=== SHORT TASK ===
In full and without alteration, give the listing again.
════════════════════
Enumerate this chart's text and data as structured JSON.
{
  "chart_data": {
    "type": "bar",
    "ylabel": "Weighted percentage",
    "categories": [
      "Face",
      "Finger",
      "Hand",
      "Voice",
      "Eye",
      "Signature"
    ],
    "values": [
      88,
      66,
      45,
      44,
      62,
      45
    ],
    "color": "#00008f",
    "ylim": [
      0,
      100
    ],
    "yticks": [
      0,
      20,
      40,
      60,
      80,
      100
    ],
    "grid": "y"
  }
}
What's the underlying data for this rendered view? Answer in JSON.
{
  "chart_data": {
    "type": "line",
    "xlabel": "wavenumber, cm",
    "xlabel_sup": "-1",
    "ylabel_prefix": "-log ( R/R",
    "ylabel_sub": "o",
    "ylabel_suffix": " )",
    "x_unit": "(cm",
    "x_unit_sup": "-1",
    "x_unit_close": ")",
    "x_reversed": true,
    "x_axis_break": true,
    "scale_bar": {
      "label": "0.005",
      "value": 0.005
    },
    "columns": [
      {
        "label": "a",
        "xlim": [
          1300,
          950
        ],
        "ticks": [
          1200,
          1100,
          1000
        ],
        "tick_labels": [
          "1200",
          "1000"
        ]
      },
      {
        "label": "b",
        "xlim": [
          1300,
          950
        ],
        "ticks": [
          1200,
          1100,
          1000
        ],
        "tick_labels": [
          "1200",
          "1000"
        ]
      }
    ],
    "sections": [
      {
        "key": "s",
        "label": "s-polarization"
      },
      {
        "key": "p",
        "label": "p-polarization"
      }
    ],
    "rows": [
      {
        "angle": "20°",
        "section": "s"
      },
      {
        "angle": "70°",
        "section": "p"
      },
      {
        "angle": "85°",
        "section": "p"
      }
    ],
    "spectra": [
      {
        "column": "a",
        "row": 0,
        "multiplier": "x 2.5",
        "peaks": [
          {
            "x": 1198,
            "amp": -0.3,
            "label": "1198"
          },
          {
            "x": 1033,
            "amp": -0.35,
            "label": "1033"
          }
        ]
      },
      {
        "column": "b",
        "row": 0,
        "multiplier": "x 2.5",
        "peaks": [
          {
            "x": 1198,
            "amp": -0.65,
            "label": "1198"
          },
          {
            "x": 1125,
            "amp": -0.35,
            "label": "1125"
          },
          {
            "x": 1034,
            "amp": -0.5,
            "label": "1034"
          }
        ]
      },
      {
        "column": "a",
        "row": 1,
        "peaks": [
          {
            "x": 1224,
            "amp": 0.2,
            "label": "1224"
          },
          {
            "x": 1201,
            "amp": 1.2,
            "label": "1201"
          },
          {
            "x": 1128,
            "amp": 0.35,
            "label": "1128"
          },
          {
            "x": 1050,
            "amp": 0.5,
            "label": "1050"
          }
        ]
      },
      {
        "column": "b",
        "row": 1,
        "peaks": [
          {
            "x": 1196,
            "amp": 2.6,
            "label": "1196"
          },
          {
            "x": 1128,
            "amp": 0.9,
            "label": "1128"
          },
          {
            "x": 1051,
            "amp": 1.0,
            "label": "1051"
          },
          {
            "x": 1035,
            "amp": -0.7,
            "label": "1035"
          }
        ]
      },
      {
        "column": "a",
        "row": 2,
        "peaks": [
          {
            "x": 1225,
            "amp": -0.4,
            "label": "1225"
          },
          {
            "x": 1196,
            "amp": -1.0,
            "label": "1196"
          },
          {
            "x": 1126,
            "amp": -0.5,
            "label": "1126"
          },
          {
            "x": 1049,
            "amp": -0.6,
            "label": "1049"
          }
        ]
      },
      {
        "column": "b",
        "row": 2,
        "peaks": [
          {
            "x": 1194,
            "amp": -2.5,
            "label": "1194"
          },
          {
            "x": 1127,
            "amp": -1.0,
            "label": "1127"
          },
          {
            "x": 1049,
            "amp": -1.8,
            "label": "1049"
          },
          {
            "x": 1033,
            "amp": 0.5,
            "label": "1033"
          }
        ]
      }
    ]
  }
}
════════════════════
=== ANSWER TO THIS PROBLEM ===
Enumerate this chart's text and data as structured JSON.
{
  "chart_data": {
    "type": "bar",
    "ylabel": "Weighted percentage",
    "categories": [
      "Face",
      "Finger",
      "Hand",
      "Voice",
      "Eye",
      "Signature"
    ],
    "values": [
      88,
      66,
      45,
      44,
      62,
      45
    ],
    "color": "#00008f",
    "ylim": [
      0,
      100
    ],
    "yticks": [
      0,
      20,
      40,
      60,
      80,
      100
    ],
    "grid": "y"
  }
}
What's the underlying data for this rendered view? Answer in JSON.
{
  "chart_data": {
    "type": "line",
    "xlabel": "wavenumber, cm",
    "xlabel_sup": "-1",
    "ylabel_prefix": "-log ( R/R",
    "ylabel_sub": "o",
    "ylabel_suffix": " )",
    "x_unit": "(cm",
    "x_unit_sup": "-1",
    "x_unit_close": ")",
    "x_reversed": true,
    "x_axis_break": true,
    "scale_bar": {
      "label": "0.005",
      "value": 0.005
    },
    "columns": [
      {
        "label": "a",
        "xlim": [
          1300,
          950
        ],
        "ticks": [
          1200,
          1100,
          1000
        ],
        "tick_labels": [
          "1200",
          "1000"
        ]
      },
      {
        "label": "b",
        "xlim": [
          1300,
          950
        ],
        "ticks": [
          1200,
          1100,
          1000
        ],
        "tick_labels": [
          "1200",
          "1000"
        ]
      }
    ],
    "sections": [
      {
        "key": "s",
        "label": "s-polarization"
      },
      {
        "key": "p",
        "label": "p-polarization"
      }
    ],
    "rows": [
      {
        "angle": "20°",
        "section": "s"
      },
      {
        "angle": "70°",
        "section": "p"
      },
      {
        "angle": "85°",
        "section": "p"
      }
    ],
    "spectra": [
      {
        "column": "a",
        "row": 0,
        "multiplier": "x 2.5",
        "peaks": [
          {
            "x": 1198,
            "amp": -0.3,
            "label": "1198"
          },
          {
            "x": 1033,
            "amp": -0.35,
            "label": "1033"
          }
        ]
      },
      {
        "column": "b",
        "row": 0,
        "multiplier": "x 2.5",
        "peaks": [
          {
            "x": 1198,
            "amp": -0.65,
            "label": "1198"
          },
          {
            "x": 1125,
            "amp": -0.35,
            "label": "1125"
          },
          {
            "x": 1034,
            "amp": -0.5,
            "label": "1034"
          }
        ]
      },
      {
        "column": "a",
        "row": 1,
        "peaks": [
          {
            "x": 1224,
            "amp": 0.2,
            "label": "1224"
          },
          {
            "x": 1201,
            "amp": 1.2,
            "label": "1201"
          },
          {
            "x": 1128,
            "amp": 0.35,
            "label": "1128"
          },
          {
            "x": 1050,
            "amp": 0.5,
            "label": "1050"
          }
        ]
      },
      {
        "column": "b",
        "row": 1,
        "peaks": [
          {
            "x": 1196,
            "amp": 2.6,
            "label": "1196"
          },
          {
            "x": 1128,
            "amp": 0.9,
            "label": "1128"
          },
          {
            "x": 1051,
            "amp": 1.0,
            "label": "1051"
          },
          {
            "x": 1035,
            "amp": -0.7,
            "label": "1035"
          }
        ]
      },
      {
        "column": "a",
        "row": 2,
        "peaks": [
          {
            "x": 1225,
            "amp": -0.4,
            "label": "1225"
          },
          {
            "x": 1196,
            "amp": -1.0,
            "label": "1196"
          },
          {
            "x": 1126,
            "amp": -0.5,
            "label": "1126"
          },
          {
            "x": 1049,
            "amp": -0.6,
            "label": "1049"
          }
        ]
      },
      {
        "column": "b",
        "row": 2,
        "peaks": [
          {
            "x": 1194,
            "amp": -2.5,
            "label": "1194"
          },
          {
            "x": 1127,
            "amp": -1.0,
            "label": "1127"
          },
          {
            "x": 1049,
            "amp": -1.8,
            "label": "1049"
          },
          {
            "x": 1033,
            "amp": 0.5,
            "label": "1033"
          }
        ]
      }
    ]
  }
}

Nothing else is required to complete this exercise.